Stored rows>
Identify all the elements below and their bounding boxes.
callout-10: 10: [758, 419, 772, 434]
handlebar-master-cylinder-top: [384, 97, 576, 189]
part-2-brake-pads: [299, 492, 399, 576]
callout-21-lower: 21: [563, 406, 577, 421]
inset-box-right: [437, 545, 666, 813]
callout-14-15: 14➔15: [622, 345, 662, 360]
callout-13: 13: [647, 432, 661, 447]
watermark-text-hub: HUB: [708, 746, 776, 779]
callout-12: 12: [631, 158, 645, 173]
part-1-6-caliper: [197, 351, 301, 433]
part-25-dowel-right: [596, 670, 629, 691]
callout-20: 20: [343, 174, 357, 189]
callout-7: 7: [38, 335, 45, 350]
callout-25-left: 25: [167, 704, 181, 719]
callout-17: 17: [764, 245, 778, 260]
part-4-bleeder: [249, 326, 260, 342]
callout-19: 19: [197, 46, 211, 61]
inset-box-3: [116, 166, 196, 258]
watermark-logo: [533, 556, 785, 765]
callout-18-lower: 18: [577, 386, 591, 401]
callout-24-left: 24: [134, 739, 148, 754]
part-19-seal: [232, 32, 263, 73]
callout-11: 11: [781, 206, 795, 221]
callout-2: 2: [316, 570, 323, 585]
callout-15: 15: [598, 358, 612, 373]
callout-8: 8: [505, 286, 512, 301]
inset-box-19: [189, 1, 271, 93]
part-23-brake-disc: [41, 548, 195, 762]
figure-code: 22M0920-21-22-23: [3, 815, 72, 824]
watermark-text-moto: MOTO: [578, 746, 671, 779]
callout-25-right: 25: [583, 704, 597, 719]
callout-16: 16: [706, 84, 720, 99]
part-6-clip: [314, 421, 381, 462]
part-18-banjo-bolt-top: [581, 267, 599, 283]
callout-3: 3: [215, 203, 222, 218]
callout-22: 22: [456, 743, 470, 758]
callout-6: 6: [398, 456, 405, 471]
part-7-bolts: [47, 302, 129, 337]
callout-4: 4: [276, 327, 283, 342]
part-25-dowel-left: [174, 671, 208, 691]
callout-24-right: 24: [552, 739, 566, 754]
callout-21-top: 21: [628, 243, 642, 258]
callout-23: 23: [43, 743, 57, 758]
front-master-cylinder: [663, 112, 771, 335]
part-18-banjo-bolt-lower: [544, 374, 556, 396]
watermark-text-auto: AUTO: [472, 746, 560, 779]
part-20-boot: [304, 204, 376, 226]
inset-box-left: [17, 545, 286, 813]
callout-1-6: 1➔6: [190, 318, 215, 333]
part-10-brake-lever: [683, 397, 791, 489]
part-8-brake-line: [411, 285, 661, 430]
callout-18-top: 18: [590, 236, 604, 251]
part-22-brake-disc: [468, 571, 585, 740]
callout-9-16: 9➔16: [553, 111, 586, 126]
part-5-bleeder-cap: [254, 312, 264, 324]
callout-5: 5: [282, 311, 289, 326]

Problem> Return the material unchanged, starting at its first line and stopping after the line that contains "part-23-brake-disc: [41, 548, 195, 762]".

Answer for the task>
Identify all the elements below and their bounding boxes.
callout-10: 10: [758, 419, 772, 434]
handlebar-master-cylinder-top: [384, 97, 576, 189]
part-2-brake-pads: [299, 492, 399, 576]
callout-21-lower: 21: [563, 406, 577, 421]
inset-box-right: [437, 545, 666, 813]
callout-14-15: 14➔15: [622, 345, 662, 360]
callout-13: 13: [647, 432, 661, 447]
watermark-text-hub: HUB: [708, 746, 776, 779]
callout-12: 12: [631, 158, 645, 173]
part-1-6-caliper: [197, 351, 301, 433]
part-25-dowel-right: [596, 670, 629, 691]
callout-20: 20: [343, 174, 357, 189]
callout-7: 7: [38, 335, 45, 350]
callout-25-left: 25: [167, 704, 181, 719]
callout-17: 17: [764, 245, 778, 260]
part-4-bleeder: [249, 326, 260, 342]
callout-19: 19: [197, 46, 211, 61]
inset-box-3: [116, 166, 196, 258]
watermark-logo: [533, 556, 785, 765]
callout-18-lower: 18: [577, 386, 591, 401]
callout-24-left: 24: [134, 739, 148, 754]
part-19-seal: [232, 32, 263, 73]
callout-11: 11: [781, 206, 795, 221]
callout-2: 2: [316, 570, 323, 585]
callout-15: 15: [598, 358, 612, 373]
callout-8: 8: [505, 286, 512, 301]
inset-box-19: [189, 1, 271, 93]
part-23-brake-disc: [41, 548, 195, 762]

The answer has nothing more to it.